Repeat the records below exactly.

**STORED ROWS:**
= = = =

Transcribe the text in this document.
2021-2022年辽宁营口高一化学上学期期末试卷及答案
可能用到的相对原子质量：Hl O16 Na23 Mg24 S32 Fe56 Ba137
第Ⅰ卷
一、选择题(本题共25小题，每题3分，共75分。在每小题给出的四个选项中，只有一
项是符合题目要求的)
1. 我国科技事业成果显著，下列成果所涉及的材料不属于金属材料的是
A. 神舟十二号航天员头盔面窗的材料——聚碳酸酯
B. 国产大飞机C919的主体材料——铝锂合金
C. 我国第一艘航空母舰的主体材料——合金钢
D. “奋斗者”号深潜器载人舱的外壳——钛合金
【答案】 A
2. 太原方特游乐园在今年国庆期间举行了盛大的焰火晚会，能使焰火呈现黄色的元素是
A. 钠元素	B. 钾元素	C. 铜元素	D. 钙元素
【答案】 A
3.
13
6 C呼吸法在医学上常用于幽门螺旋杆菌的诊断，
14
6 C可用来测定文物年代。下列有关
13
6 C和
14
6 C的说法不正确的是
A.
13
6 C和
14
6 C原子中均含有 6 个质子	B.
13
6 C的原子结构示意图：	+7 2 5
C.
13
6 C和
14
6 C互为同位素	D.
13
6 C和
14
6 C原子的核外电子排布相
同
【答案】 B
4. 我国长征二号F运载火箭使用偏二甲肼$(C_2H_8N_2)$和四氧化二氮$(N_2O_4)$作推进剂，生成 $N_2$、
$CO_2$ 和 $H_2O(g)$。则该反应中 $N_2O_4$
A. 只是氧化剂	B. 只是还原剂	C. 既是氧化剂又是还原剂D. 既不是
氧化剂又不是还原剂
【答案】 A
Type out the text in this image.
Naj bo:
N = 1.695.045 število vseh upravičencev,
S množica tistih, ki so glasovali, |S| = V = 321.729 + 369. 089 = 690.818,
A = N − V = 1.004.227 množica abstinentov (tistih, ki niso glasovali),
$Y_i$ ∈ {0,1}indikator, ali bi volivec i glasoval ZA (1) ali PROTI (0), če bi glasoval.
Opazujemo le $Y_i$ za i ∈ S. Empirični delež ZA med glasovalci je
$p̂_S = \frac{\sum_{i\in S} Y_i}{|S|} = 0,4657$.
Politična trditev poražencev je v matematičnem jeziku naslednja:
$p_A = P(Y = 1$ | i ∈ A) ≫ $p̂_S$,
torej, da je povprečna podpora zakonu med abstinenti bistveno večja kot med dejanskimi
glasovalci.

= = = =

**RESPONSE TO THIS EXERCISE:**
Transcribe the text in this document.
2021-2022年辽宁营口高一化学上学期期末试卷及答案
可能用到的相对原子质量：Hl O16 Na23 Mg24 S32 Fe56 Ba137
第Ⅰ卷
一、选择题(本题共25小题，每题3分，共75分。在每小题给出的四个选项中，只有一
项是符合题目要求的)
1. 我国科技事业成果显著，下列成果所涉及的材料不属于金属材料的是
A. 神舟十二号航天员头盔面窗的材料——聚碳酸酯
B. 国产大飞机C919的主体材料——铝锂合金
C. 我国第一艘航空母舰的主体材料——合金钢
D. “奋斗者”号深潜器载人舱的外壳——钛合金
【答案】 A
2. 太原方特游乐园在今年国庆期间举行了盛大的焰火晚会，能使焰火呈现黄色的元素是
A. 钠元素	B. 钾元素	C. 铜元素	D. 钙元素
【答案】 A
3.
13
6 C呼吸法在医学上常用于幽门螺旋杆菌的诊断，
14
6 C可用来测定文物年代。下列有关
13
6 C和
14
6 C的说法不正确的是
A.
13
6 C和
14
6 C原子中均含有 6 个质子	B.
13
6 C的原子结构示意图：	+7 2 5
C.
13
6 C和
14
6 C互为同位素	D.
13
6 C和
14
6 C原子的核外电子排布相
同
【答案】 B
4. 我国长征二号F运载火箭使用偏二甲肼$(C_2H_8N_2)$和四氧化二氮$(N_2O_4)$作推进剂，生成 $N_2$、
$CO_2$ 和 $H_2O(g)$。则该反应中 $N_2O_4$
A. 只是氧化剂	B. 只是还原剂	C. 既是氧化剂又是还原剂D. 既不是
氧化剂又不是还原剂
【答案】 A
Type out the text in this image.
Naj bo:
N = 1.695.045 število vseh upravičencev,
S množica tistih, ki so glasovali, |S| = V = 321.729 + 369. 089 = 690.818,
A = N − V = 1.004.227 množica abstinentov (tistih, ki niso glasovali),
$Y_i$ ∈ {0,1}indikator, ali bi volivec i glasoval ZA (1) ali PROTI (0), če bi glasoval.
Opazujemo le $Y_i$ za i ∈ S. Empirični delež ZA med glasovalci je
$p̂_S = \frac{\sum_{i\in S} Y_i}{|S|} = 0,4657$.
Politična trditev poražencev je v matematičnem jeziku naslednja:
$p_A = P(Y = 1$ | i ∈ A) ≫ $p̂_S$,
torej, da je povprečna podpora zakonu med abstinenti bistveno večja kot med dejanskimi
glasovalci.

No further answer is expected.